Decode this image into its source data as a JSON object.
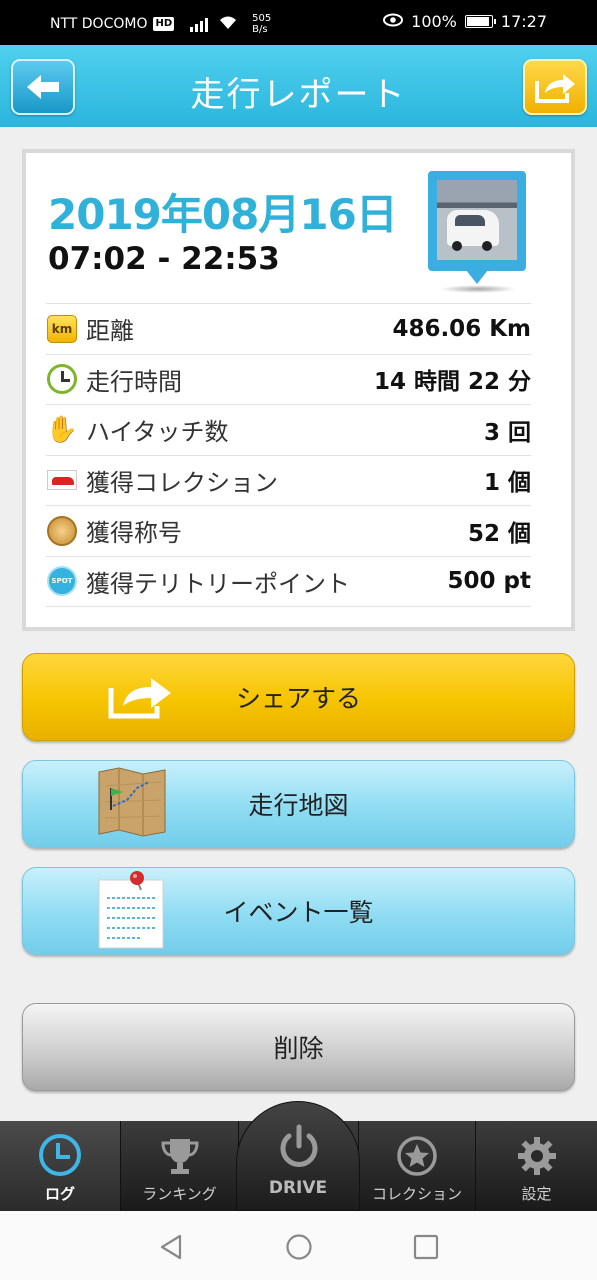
{
  "status_bar": {
    "carrier": "NTT DOCOMO",
    "hd_badge": "HD",
    "net_speed_value": "505",
    "net_speed_unit": "B/s",
    "battery": "100%",
    "time": "17:27"
  },
  "header": {
    "title": "走行レポート"
  },
  "report": {
    "date": "2019年08月16日",
    "time_range": "07:02 - 22:53",
    "rows": [
      {
        "icon": "km",
        "label": "距離",
        "value": "486.06 Km"
      },
      {
        "icon": "clock",
        "label": "走行時間",
        "value": "14 時間 22 分"
      },
      {
        "icon": "hi-touch-hand",
        "label": "ハイタッチ数",
        "value": "3 回"
      },
      {
        "icon": "car",
        "label": "獲得コレクション",
        "value": "1 個"
      },
      {
        "icon": "medal",
        "label": "獲得称号",
        "value": "52 個"
      },
      {
        "icon": "spot",
        "label": "獲得テリトリーポイント",
        "value": "500 pt"
      }
    ],
    "km_icon_text": "km",
    "spot_icon_text": "SPOT"
  },
  "actions": {
    "share": "シェアする",
    "map": "走行地図",
    "events": "イベント一覧",
    "delete": "削除"
  },
  "tabs": {
    "log": "ログ",
    "ranking": "ランキング",
    "drive": "DRIVE",
    "collection": "コレクション",
    "settings": "設定"
  },
  "colors": {
    "header": "#2bb5dd",
    "date": "#2fb1d9",
    "share_button": "#f6c400",
    "map_button": "#8fdcf3",
    "delete_button": "#cfcfcf"
  }
}
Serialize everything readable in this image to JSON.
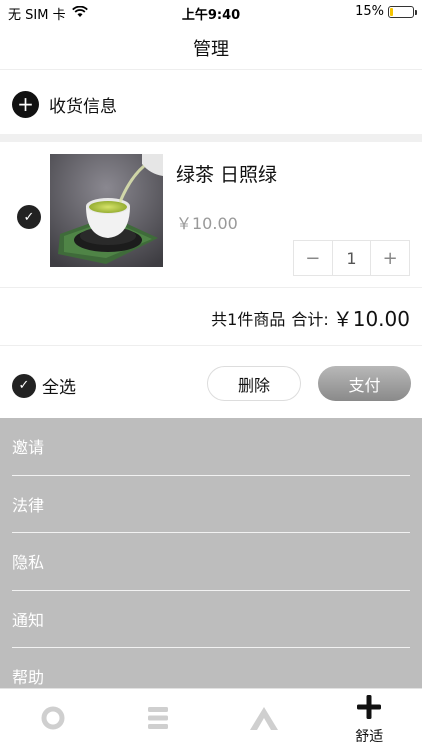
{
  "status_bar": {
    "carrier": "无 SIM 卡",
    "time": "上午9:40",
    "battery_percent": "15%",
    "battery_level": 0.15
  },
  "nav": {
    "title": "管理"
  },
  "address": {
    "label": "收货信息",
    "icon": "plus-circle-icon"
  },
  "cart": {
    "items": [
      {
        "name": "绿茶 日照绿",
        "price": "￥10.00",
        "quantity": "1",
        "selected": true
      }
    ],
    "stepper": {
      "minus": "−",
      "plus": "+"
    }
  },
  "summary": {
    "count_text": "共1件商品",
    "total_label": "合计:",
    "total_value": "￥10.00"
  },
  "actions": {
    "select_all": "全选",
    "delete": "删除",
    "pay": "支付"
  },
  "menu": {
    "items": [
      "邀请",
      "法律",
      "隐私",
      "通知",
      "帮助"
    ]
  },
  "tabs": [
    {
      "icon": "circle-icon",
      "label": ""
    },
    {
      "icon": "menu-icon",
      "label": ""
    },
    {
      "icon": "mountain-icon",
      "label": ""
    },
    {
      "icon": "plus-icon",
      "label": "舒适",
      "active": true
    }
  ],
  "colors": {
    "menu_background": "#bdbdbd",
    "pay_button": "#9e9e9e",
    "battery_fill": "#f5c400",
    "check": "#222222"
  }
}
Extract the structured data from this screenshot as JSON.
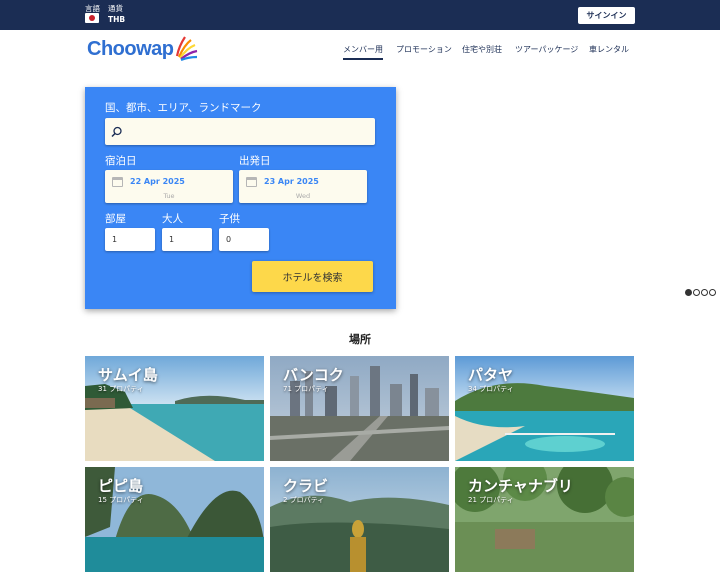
{
  "topbar": {
    "language_label": "言語",
    "currency_label": "通貨",
    "currency": "THB",
    "signin": "サインイン"
  },
  "logo": {
    "text": "Choowap"
  },
  "nav": [
    "メンバー用",
    "プロモーション",
    "住宅や別荘",
    "ツアーパッケージ",
    "車レンタル"
  ],
  "search": {
    "destination_label": "国、都市、エリア、ランドマーク",
    "destination_value": "",
    "checkin_label": "宿泊日",
    "checkout_label": "出発日",
    "checkin_date": "22 Apr 2025",
    "checkin_weekday": "Tue",
    "checkout_date": "23 Apr 2025",
    "checkout_weekday": "Wed",
    "rooms_label": "部屋",
    "adults_label": "大人",
    "children_label": "子供",
    "rooms": "1",
    "adults": "1",
    "children": "0",
    "button": "ホテルを検索"
  },
  "places_title": "場所",
  "places": [
    {
      "name": "サムイ島",
      "count": "31 プロパティ"
    },
    {
      "name": "バンコク",
      "count": "71 プロパティ"
    },
    {
      "name": "パタヤ",
      "count": "34 プロパティ"
    },
    {
      "name": "ピピ島",
      "count": "15 プロパティ"
    },
    {
      "name": "クラビ",
      "count": "2 プロパティ"
    },
    {
      "name": "カンチャナブリ",
      "count": "21 プロパティ"
    }
  ],
  "colors": {
    "topbar": "#1b2d54",
    "search_panel": "#3a86f5",
    "search_button": "#fdd84a",
    "logo": "#2f6fd1"
  }
}
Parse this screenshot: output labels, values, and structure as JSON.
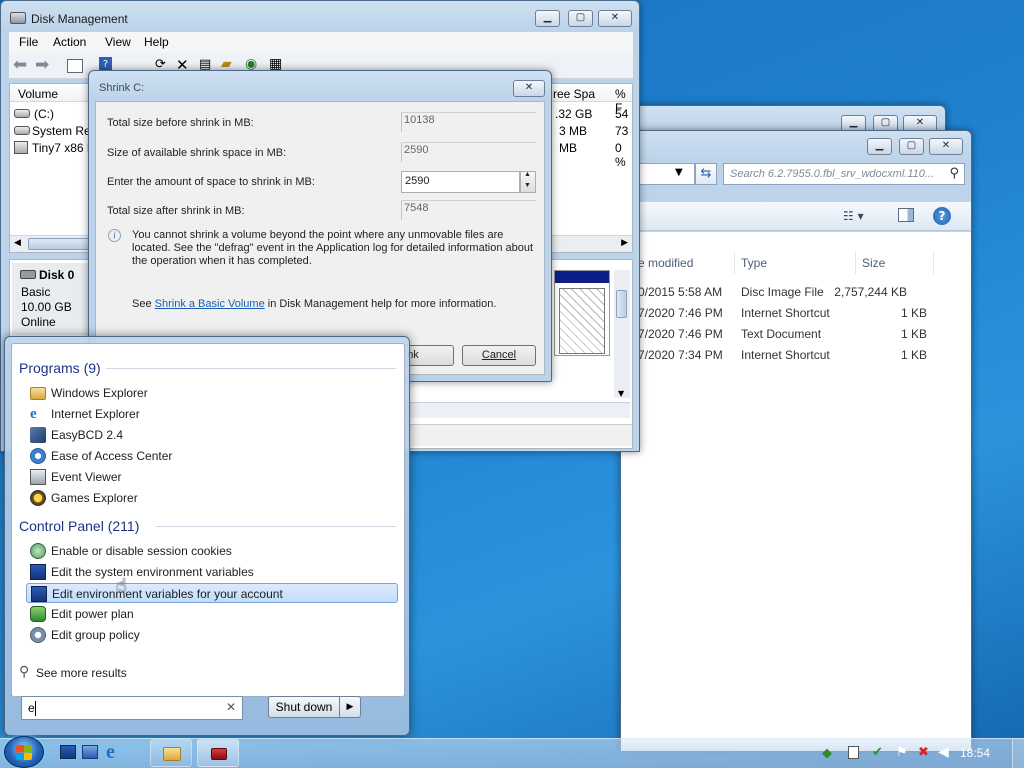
{
  "disk_mgmt": {
    "title": "Disk Management",
    "menu": [
      "File",
      "Action",
      "View",
      "Help"
    ],
    "columns": {
      "volume": "Volume",
      "free_space": "ree Spa",
      "pct": "% F"
    },
    "volumes": [
      {
        "name": "(C:)",
        "free": ".32 GB",
        "pct": "54"
      },
      {
        "name": "System Res",
        "free": "3 MB",
        "pct": "73"
      },
      {
        "name": "Tiny7 x86 R",
        "free": "MB",
        "pct": "0 %"
      }
    ],
    "disk": {
      "name": "Disk 0",
      "type": "Basic",
      "size": "10.00 GB",
      "status": "Online"
    }
  },
  "shrink": {
    "title": "Shrink C:",
    "total_before_label": "Total size before shrink in MB:",
    "total_before": "10138",
    "available_label": "Size of available shrink space in MB:",
    "available": "2590",
    "enter_label": "Enter the amount of space to shrink in MB:",
    "enter_value": "2590",
    "total_after_label": "Total size after shrink in MB:",
    "total_after": "7548",
    "info_text": "You cannot shrink a volume beyond the point where any unmovable files are located. See the \"defrag\" event in the Application log for detailed information about the operation when it has completed.",
    "see_prefix": "See ",
    "see_link": "Shrink a Basic Volume",
    "see_suffix": " in Disk Management help for more information.",
    "shrink_button": "nk",
    "cancel_button": "Cancel"
  },
  "explorer": {
    "search_placeholder": "Search 6.2.7955.0.fbl_srv_wdocxml.110...",
    "columns": {
      "modified": "e modified",
      "type": "Type",
      "size": "Size"
    },
    "files": [
      {
        "modified": "0/2015 5:58 AM",
        "type": "Disc Image File",
        "size": "2,757,244 KB"
      },
      {
        "modified": "7/2020 7:46 PM",
        "type": "Internet Shortcut",
        "size": "1 KB"
      },
      {
        "modified": "7/2020 7:46 PM",
        "type": "Text Document",
        "size": "1 KB"
      },
      {
        "modified": "7/2020 7:34 PM",
        "type": "Internet Shortcut",
        "size": "1 KB"
      }
    ]
  },
  "start_menu": {
    "programs_header": "Programs (9)",
    "programs": [
      {
        "label": "Windows Explorer",
        "icon": "folder-icon"
      },
      {
        "label": "Internet Explorer",
        "icon": "ie-icon"
      },
      {
        "label": "EasyBCD 2.4",
        "icon": "easybcd-icon"
      },
      {
        "label": "Ease of Access Center",
        "icon": "ease-of-access-icon"
      },
      {
        "label": "Event Viewer",
        "icon": "event-viewer-icon"
      },
      {
        "label": "Games Explorer",
        "icon": "games-icon"
      }
    ],
    "control_panel_header": "Control Panel (211)",
    "control_panel": [
      {
        "label": "Enable or disable session cookies",
        "icon": "cookies-icon"
      },
      {
        "label": "Edit the system environment variables",
        "icon": "system-icon"
      },
      {
        "label": "Edit environment variables for your account",
        "icon": "system-icon"
      },
      {
        "label": "Edit power plan",
        "icon": "power-icon"
      },
      {
        "label": "Edit group policy",
        "icon": "policy-icon"
      }
    ],
    "see_more": "See more results",
    "search_value": "e",
    "shutdown_label": "Shut down"
  },
  "taskbar": {
    "clock": "18:54"
  }
}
= = =
Task: Quote the material word for word, dropping any images it holds.

Exercise result:
Decode this image into its source data as a JSON object.
{
  "status_bar": {
    "carrier": "NTT DOCOMO",
    "hd_badge": "HD",
    "net_speed_value": "505",
    "net_speed_unit": "B/s",
    "battery": "100%",
    "time": "17:27"
  },
  "header": {
    "title": "走行レポート"
  },
  "report": {
    "date": "2019年08月16日",
    "time_range": "07:02 - 22:53",
    "rows": [
      {
        "icon": "km",
        "label": "距離",
        "value": "486.06 Km"
      },
      {
        "icon": "clock",
        "label": "走行時間",
        "value": "14 時間 22 分"
      },
      {
        "icon": "hi-touch-hand",
        "label": "ハイタッチ数",
        "value": "3 回"
      },
      {
        "icon": "car",
        "label": "獲得コレクション",
        "value": "1 個"
      },
      {
        "icon": "medal",
        "label": "獲得称号",
        "value": "52 個"
      },
      {
        "icon": "spot",
        "label": "獲得テリトリーポイント",
        "value": "500 pt"
      }
    ],
    "km_icon_text": "km",
    "spot_icon_text": "SPOT"
  },
  "actions": {
    "share": "シェアする",
    "map": "走行地図",
    "events": "イベント一覧",
    "delete": "削除"
  },
  "tabs": {
    "log": "ログ",
    "ranking": "ランキング",
    "drive": "DRIVE",
    "collection": "コレクション",
    "settings": "設定"
  },
  "colors": {
    "header": "#2bb5dd",
    "date": "#2fb1d9",
    "share_button": "#f6c400",
    "map_button": "#8fdcf3",
    "delete_button": "#cfcfcf"
  }
}
Serialize everything readable in this image to JSON.
{
  "status_bar": {
    "carrier": "无 SIM 卡",
    "time": "上午9:40",
    "battery_percent": "15%",
    "battery_level": 0.15
  },
  "nav": {
    "title": "管理"
  },
  "address": {
    "label": "收货信息",
    "icon": "plus-circle-icon"
  },
  "cart": {
    "items": [
      {
        "name": "绿茶 日照绿",
        "price": "￥10.00",
        "quantity": "1",
        "selected": true
      }
    ],
    "stepper": {
      "minus": "−",
      "plus": "+"
    }
  },
  "summary": {
    "count_text": "共1件商品",
    "total_label": "合计:",
    "total_value": "￥10.00"
  },
  "actions": {
    "select_all": "全选",
    "delete": "删除",
    "pay": "支付"
  },
  "menu": {
    "items": [
      "邀请",
      "法律",
      "隐私",
      "通知",
      "帮助"
    ]
  },
  "tabs": [
    {
      "icon": "circle-icon",
      "label": ""
    },
    {
      "icon": "menu-icon",
      "label": ""
    },
    {
      "icon": "mountain-icon",
      "label": ""
    },
    {
      "icon": "plus-icon",
      "label": "舒适",
      "active": true
    }
  ],
  "colors": {
    "menu_background": "#bdbdbd",
    "pay_button": "#9e9e9e",
    "battery_fill": "#f5c400",
    "check": "#222222"
  }
}
Extract the structured data from this screenshot as JSON.
{
  "topbar": {
    "language_label": "言語",
    "currency_label": "通貨",
    "currency": "THB",
    "signin": "サインイン"
  },
  "logo": {
    "text": "Choowap"
  },
  "nav": [
    "メンバー用",
    "プロモーション",
    "住宅や別荘",
    "ツアーパッケージ",
    "車レンタル"
  ],
  "search": {
    "destination_label": "国、都市、エリア、ランドマーク",
    "destination_value": "",
    "checkin_label": "宿泊日",
    "checkout_label": "出発日",
    "checkin_date": "22 Apr 2025",
    "checkin_weekday": "Tue",
    "checkout_date": "23 Apr 2025",
    "checkout_weekday": "Wed",
    "rooms_label": "部屋",
    "adults_label": "大人",
    "children_label": "子供",
    "rooms": "1",
    "adults": "1",
    "children": "0",
    "button": "ホテルを検索"
  },
  "places_title": "場所",
  "places": [
    {
      "name": "サムイ島",
      "count": "31 プロパティ"
    },
    {
      "name": "バンコク",
      "count": "71 プロパティ"
    },
    {
      "name": "パタヤ",
      "count": "34 プロパティ"
    },
    {
      "name": "ピピ島",
      "count": "15 プロパティ"
    },
    {
      "name": "クラビ",
      "count": "2 プロパティ"
    },
    {
      "name": "カンチャナブリ",
      "count": "21 プロパティ"
    }
  ],
  "colors": {
    "topbar": "#1b2d54",
    "search_panel": "#3a86f5",
    "search_button": "#fdd84a",
    "logo": "#2f6fd1"
  }
}
Parse this screenshot: output labels, values, and structure as JSON.
{
  "disk_mgmt": {
    "title": "Disk Management",
    "menu": [
      "File",
      "Action",
      "View",
      "Help"
    ],
    "columns": {
      "volume": "Volume",
      "free_space": "ree Spa",
      "pct": "% F"
    },
    "volumes": [
      {
        "name": "(C:)",
        "free": ".32 GB",
        "pct": "54"
      },
      {
        "name": "System Res",
        "free": "3 MB",
        "pct": "73"
      },
      {
        "name": "Tiny7 x86 R",
        "free": "MB",
        "pct": "0 %"
      }
    ],
    "disk": {
      "name": "Disk 0",
      "type": "Basic",
      "size": "10.00 GB",
      "status": "Online"
    }
  },
  "shrink": {
    "title": "Shrink C:",
    "total_before_label": "Total size before shrink in MB:",
    "total_before": "10138",
    "available_label": "Size of available shrink space in MB:",
    "available": "2590",
    "enter_label": "Enter the amount of space to shrink in MB:",
    "enter_value": "2590",
    "total_after_label": "Total size after shrink in MB:",
    "total_after": "7548",
    "info_text": "You cannot shrink a volume beyond the point where any unmovable files are located. See the \"defrag\" event in the Application log for detailed information about the operation when it has completed.",
    "see_prefix": "See ",
    "see_link": "Shrink a Basic Volume",
    "see_suffix": " in Disk Management help for more information.",
    "shrink_button": "nk",
    "cancel_button": "Cancel"
  },
  "explorer": {
    "search_placeholder": "Search 6.2.7955.0.fbl_srv_wdocxml.110...",
    "columns": {
      "modified": "e modified",
      "type": "Type",
      "size": "Size"
    },
    "files": [
      {
        "modified": "0/2015 5:58 AM",
        "type": "Disc Image File",
        "size": "2,757,244 KB"
      },
      {
        "modified": "7/2020 7:46 PM",
        "type": "Internet Shortcut",
        "size": "1 KB"
      },
      {
        "modified": "7/2020 7:46 PM",
        "type": "Text Document",
        "size": "1 KB"
      },
      {
        "modified": "7/2020 7:34 PM",
        "type": "Internet Shortcut",
        "size": "1 KB"
      }
    ]
  },
  "start_menu": {
    "programs_header": "Programs (9)",
    "programs": [
      {
        "label": "Windows Explorer",
        "icon": "folder-icon"
      },
      {
        "label": "Internet Explorer",
        "icon": "ie-icon"
      },
      {
        "label": "EasyBCD 2.4",
        "icon": "easybcd-icon"
      },
      {
        "label": "Ease of Access Center",
        "icon": "ease-of-access-icon"
      },
      {
        "label": "Event Viewer",
        "icon": "event-viewer-icon"
      },
      {
        "label": "Games Explorer",
        "icon": "games-icon"
      }
    ],
    "control_panel_header": "Control Panel (211)",
    "control_panel": [
      {
        "label": "Enable or disable session cookies",
        "icon": "cookies-icon"
      },
      {
        "label": "Edit the system environment variables",
        "icon": "system-icon"
      },
      {
        "label": "Edit environment variables for your account",
        "icon": "system-icon"
      },
      {
        "label": "Edit power plan",
        "icon": "power-icon"
      },
      {
        "label": "Edit group policy",
        "icon": "policy-icon"
      }
    ],
    "see_more": "See more results",
    "search_value": "e",
    "shutdown_label": "Shut down"
  },
  "taskbar": {
    "clock": "18:54"
  }
}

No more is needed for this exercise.